---------- RECORDS ----------

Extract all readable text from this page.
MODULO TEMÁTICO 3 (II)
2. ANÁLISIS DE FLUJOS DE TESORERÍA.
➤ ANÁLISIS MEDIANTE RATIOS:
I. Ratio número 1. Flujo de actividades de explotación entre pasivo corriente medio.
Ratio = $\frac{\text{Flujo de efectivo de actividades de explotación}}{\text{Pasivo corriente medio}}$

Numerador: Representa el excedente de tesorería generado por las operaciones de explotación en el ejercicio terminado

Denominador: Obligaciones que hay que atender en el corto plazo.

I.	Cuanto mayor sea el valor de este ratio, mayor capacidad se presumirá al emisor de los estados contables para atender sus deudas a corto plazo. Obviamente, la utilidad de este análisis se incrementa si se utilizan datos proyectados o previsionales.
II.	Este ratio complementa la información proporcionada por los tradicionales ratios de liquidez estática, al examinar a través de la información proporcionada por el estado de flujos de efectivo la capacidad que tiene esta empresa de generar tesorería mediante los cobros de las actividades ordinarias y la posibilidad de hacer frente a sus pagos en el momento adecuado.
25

----------
---------- RECORDS ----------

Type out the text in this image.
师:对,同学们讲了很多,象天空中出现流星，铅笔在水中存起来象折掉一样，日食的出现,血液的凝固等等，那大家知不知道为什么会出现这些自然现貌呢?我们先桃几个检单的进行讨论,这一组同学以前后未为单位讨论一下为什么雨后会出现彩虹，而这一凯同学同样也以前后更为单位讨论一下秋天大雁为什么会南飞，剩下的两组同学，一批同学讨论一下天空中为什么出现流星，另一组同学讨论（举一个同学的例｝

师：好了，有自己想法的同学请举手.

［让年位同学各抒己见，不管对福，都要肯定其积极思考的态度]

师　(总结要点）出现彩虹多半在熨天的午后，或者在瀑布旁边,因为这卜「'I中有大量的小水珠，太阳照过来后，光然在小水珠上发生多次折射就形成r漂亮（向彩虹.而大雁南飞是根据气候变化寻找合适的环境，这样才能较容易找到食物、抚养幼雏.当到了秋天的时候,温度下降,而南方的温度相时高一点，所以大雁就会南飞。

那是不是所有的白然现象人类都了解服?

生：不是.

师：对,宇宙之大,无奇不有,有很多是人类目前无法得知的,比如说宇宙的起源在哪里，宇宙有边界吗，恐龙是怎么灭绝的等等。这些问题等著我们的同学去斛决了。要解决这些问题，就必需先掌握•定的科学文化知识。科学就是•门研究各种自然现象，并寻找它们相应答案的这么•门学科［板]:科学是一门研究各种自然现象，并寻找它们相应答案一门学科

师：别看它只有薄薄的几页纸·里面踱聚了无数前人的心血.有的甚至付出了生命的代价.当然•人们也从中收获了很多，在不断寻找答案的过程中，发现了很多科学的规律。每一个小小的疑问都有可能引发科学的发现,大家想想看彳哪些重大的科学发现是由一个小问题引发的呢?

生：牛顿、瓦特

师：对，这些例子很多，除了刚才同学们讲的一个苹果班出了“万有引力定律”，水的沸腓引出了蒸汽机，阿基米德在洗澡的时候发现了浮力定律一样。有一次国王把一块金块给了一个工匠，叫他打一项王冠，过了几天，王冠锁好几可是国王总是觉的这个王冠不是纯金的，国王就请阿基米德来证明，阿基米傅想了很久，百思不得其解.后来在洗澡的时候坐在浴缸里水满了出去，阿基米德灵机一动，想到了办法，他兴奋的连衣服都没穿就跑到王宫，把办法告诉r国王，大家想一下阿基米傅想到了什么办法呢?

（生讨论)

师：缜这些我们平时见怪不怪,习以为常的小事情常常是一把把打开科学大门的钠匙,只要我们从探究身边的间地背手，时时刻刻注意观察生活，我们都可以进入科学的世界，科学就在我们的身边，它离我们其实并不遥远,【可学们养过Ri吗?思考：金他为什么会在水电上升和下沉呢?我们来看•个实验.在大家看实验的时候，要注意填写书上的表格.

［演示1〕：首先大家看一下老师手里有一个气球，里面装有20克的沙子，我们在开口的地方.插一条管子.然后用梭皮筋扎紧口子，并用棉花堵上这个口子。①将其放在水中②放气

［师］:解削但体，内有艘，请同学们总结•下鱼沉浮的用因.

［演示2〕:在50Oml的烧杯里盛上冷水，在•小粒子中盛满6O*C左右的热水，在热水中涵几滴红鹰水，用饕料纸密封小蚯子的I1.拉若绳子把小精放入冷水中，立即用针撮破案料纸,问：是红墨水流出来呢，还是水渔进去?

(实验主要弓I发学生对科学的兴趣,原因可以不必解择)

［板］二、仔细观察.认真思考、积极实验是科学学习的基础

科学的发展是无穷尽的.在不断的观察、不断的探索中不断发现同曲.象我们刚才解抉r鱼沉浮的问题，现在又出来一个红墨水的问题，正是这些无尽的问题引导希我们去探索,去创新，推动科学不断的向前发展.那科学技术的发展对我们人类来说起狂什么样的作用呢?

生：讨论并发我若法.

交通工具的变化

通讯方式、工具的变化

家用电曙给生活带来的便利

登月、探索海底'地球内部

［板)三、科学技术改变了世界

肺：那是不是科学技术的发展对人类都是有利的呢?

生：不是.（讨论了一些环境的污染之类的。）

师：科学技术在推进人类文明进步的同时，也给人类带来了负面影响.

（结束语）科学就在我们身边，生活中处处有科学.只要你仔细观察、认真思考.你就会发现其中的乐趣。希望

----------

**WRITTEN TASK**: Out of the records, collect only those lines that contain the string "capacidad".

**COMPLETE OUTPUT**:
I.	Cuanto mayor sea el valor de este ratio, mayor capacidad se presumirá al emisor de los estados contables para atender sus deudas a corto plazo. Obviamente, la utilidad de este análisis se incrementa si se utilizan datos proyectados o previsionales.
II.	Este ratio complementa la información proporcionada por los tradicionales ratios de liquidez estática, al examinar a través de la información proporcionada por el estado de flujos de efectivo la capacidad que tiene esta empresa de generar tesorería mediante los cobros de las actividades ordinarias y la posibilidad de hacer frente a sus pagos en el momento adecuado.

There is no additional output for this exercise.